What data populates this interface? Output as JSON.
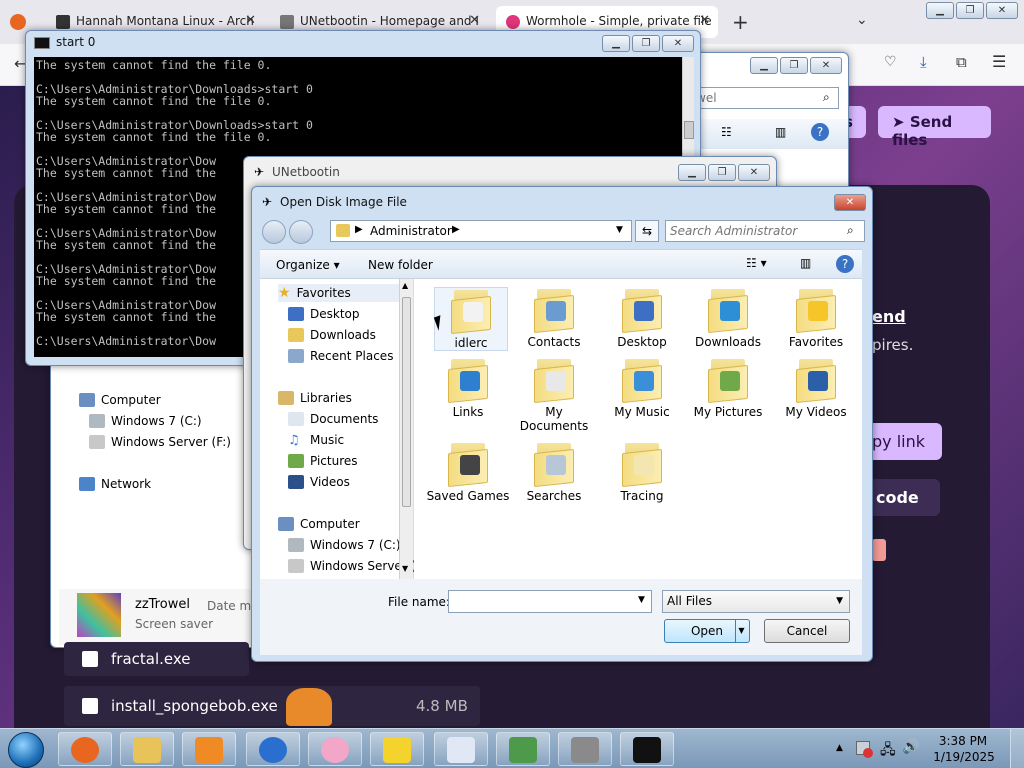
{
  "browser": {
    "tabs": [
      {
        "title": "Hannah Montana Linux - Arch",
        "color": "#333333"
      },
      {
        "title": "UNetbootin - Homepage and I",
        "color": "#555555"
      },
      {
        "title": "Wormhole - Simple, private file",
        "color": "#e0357a"
      }
    ],
    "new_tab": "+",
    "wormhole": {
      "send_files": "Send files",
      "link_fragment": "end",
      "expires_fragment": "pires.",
      "copy_link": "py link",
      "code": "code",
      "s_button": "s"
    }
  },
  "cmd": {
    "title": "start  0",
    "lines": [
      "The system cannot find the file 0.",
      "",
      "C:\\Users\\Administrator\\Downloads>start 0",
      "The system cannot find the file 0.",
      "",
      "C:\\Users\\Administrator\\Downloads>start 0",
      "The system cannot find the file 0.",
      "",
      "C:\\Users\\Administrator\\Dow",
      "The system cannot find the",
      "",
      "C:\\Users\\Administrator\\Dow",
      "The system cannot find the",
      "",
      "C:\\Users\\Administrator\\Dow",
      "The system cannot find the",
      "",
      "C:\\Users\\Administrator\\Dow",
      "The system cannot find the",
      "",
      "C:\\Users\\Administrator\\Dow",
      "The system cannot find the",
      "",
      "C:\\Users\\Administrator\\Dow"
    ]
  },
  "explorer": {
    "search_placeholder": "wel",
    "nav": {
      "computer": "Computer",
      "drive_c": "Windows 7 (C:)",
      "drive_f": "Windows Server (F:)",
      "network": "Network"
    },
    "file": {
      "name": "zzTrowel",
      "type": "Screen saver",
      "date_label": "Date mo"
    },
    "downloads": [
      {
        "name": "fractal.exe",
        "size": ""
      },
      {
        "name": "install_spongebob.exe",
        "size": "4.8 MB"
      }
    ]
  },
  "unetbootin": {
    "title": "UNetbootin"
  },
  "dialog": {
    "title": "Open Disk Image File",
    "breadcrumb": "Administrator",
    "search_placeholder": "Search Administrator",
    "organize": "Organize",
    "new_folder": "New folder",
    "nav": {
      "favorites": "Favorites",
      "desktop": "Desktop",
      "downloads": "Downloads",
      "recent": "Recent Places",
      "libraries": "Libraries",
      "documents": "Documents",
      "music": "Music",
      "pictures": "Pictures",
      "videos": "Videos",
      "computer": "Computer",
      "drive_c": "Windows 7 (C:)",
      "drive_f": "Windows Server ("
    },
    "folders": [
      {
        "name": "idlerc",
        "color": "#f2f2f2"
      },
      {
        "name": "Contacts",
        "color": "#6a9bd1"
      },
      {
        "name": "Desktop",
        "color": "#3d6fc4"
      },
      {
        "name": "Downloads",
        "color": "#2d8fd6"
      },
      {
        "name": "Favorites",
        "color": "#f5c52a"
      },
      {
        "name": "Links",
        "color": "#2f7fd0"
      },
      {
        "name": "My Documents",
        "color": "#e8e8e8"
      },
      {
        "name": "My Music",
        "color": "#3b8fd9"
      },
      {
        "name": "My Pictures",
        "color": "#6fa94a"
      },
      {
        "name": "My Videos",
        "color": "#2b5fa8"
      },
      {
        "name": "Saved Games",
        "color": "#444444"
      },
      {
        "name": "Searches",
        "color": "#b7c7d8"
      },
      {
        "name": "Tracing",
        "color": "#f3e6b0"
      }
    ],
    "filename_label": "File name:",
    "filename_value": "",
    "filter": "All Files",
    "open": "Open",
    "cancel": "Cancel"
  },
  "taskbar": {
    "time": "3:38 PM",
    "date": "1/19/2025",
    "apps": [
      {
        "name": "firefox",
        "color": "#e8661f"
      },
      {
        "name": "explorer",
        "color": "#e8c35a"
      },
      {
        "name": "media-player",
        "color": "#f08a24"
      },
      {
        "name": "thunderbird",
        "color": "#2a6fd0"
      },
      {
        "name": "piglet",
        "color": "#f2a6c8"
      },
      {
        "name": "spongebob",
        "color": "#f4d32c"
      },
      {
        "name": "notepad",
        "color": "#dfe8f4"
      },
      {
        "name": "python-idle",
        "color": "#4c9a4a"
      },
      {
        "name": "unetbootin",
        "color": "#8a8a8a"
      },
      {
        "name": "cmd",
        "color": "#111111"
      }
    ]
  }
}
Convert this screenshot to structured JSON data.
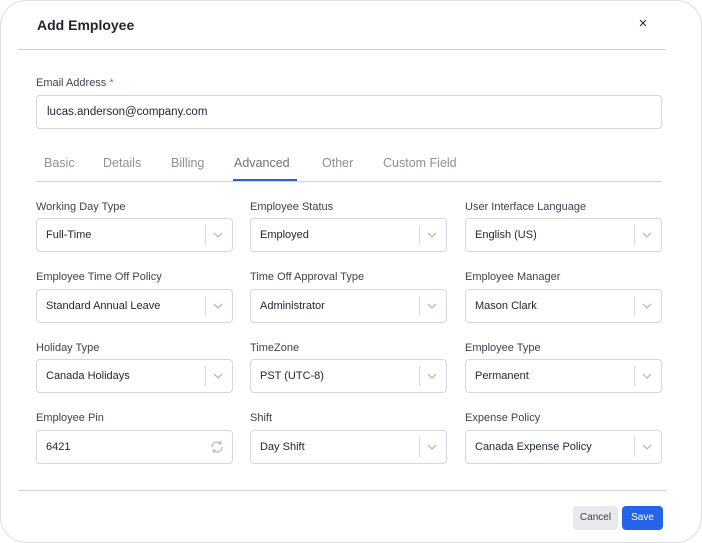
{
  "modal": {
    "title": "Add Employee",
    "close_glyph": "×"
  },
  "email": {
    "label": "Email Address",
    "required_mark": "*",
    "value": "lucas.anderson@company.com"
  },
  "tabs": [
    {
      "label": "Basic",
      "active": false
    },
    {
      "label": "Details",
      "active": false
    },
    {
      "label": "Billing",
      "active": false
    },
    {
      "label": "Advanced",
      "active": true
    },
    {
      "label": "Other",
      "active": false
    },
    {
      "label": "Custom Field",
      "active": false
    }
  ],
  "fields": {
    "working_day_type": {
      "label": "Working Day Type",
      "value": "Full-Time"
    },
    "employee_status": {
      "label": "Employee Status",
      "value": "Employed"
    },
    "ui_language": {
      "label": "User Interface Language",
      "value": "English (US)"
    },
    "time_off_policy": {
      "label": "Employee Time Off Policy",
      "value": "Standard Annual Leave"
    },
    "time_off_approval": {
      "label": "Time Off Approval Type",
      "value": "Administrator"
    },
    "employee_manager": {
      "label": "Employee Manager",
      "value": "Mason Clark"
    },
    "holiday_type": {
      "label": "Holiday Type",
      "value": "Canada Holidays"
    },
    "timezone": {
      "label": "TimeZone",
      "value": "PST (UTC-8)"
    },
    "employee_type": {
      "label": "Employee Type",
      "value": "Permanent"
    },
    "employee_pin": {
      "label": "Employee Pin",
      "value": "6421"
    },
    "shift": {
      "label": "Shift",
      "value": "Day Shift"
    },
    "expense_policy": {
      "label": "Expense Policy",
      "value": "Canada Expense Policy"
    }
  },
  "footer": {
    "cancel_label": "Cancel",
    "save_label": "Save"
  },
  "colors": {
    "accent": "#2563eb",
    "tab_underline": "#2f5fd1",
    "required": "#e25555"
  }
}
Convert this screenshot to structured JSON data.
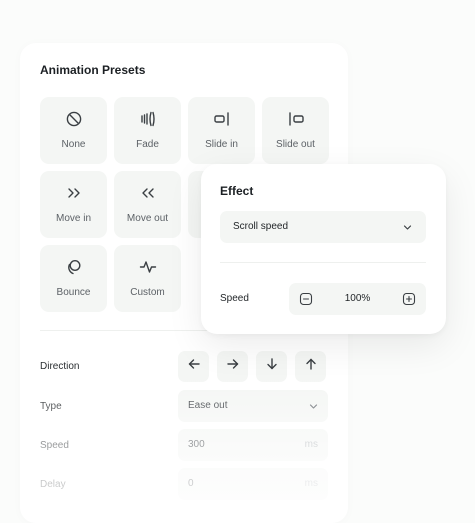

**WORK INSTRUCTIONS:** Check each line of the entries above for the word "Pictures". List the ones that have it.

**CORRECT RESPONSE:**
      "pictures": "Pictures",
        "name": "My Pictures",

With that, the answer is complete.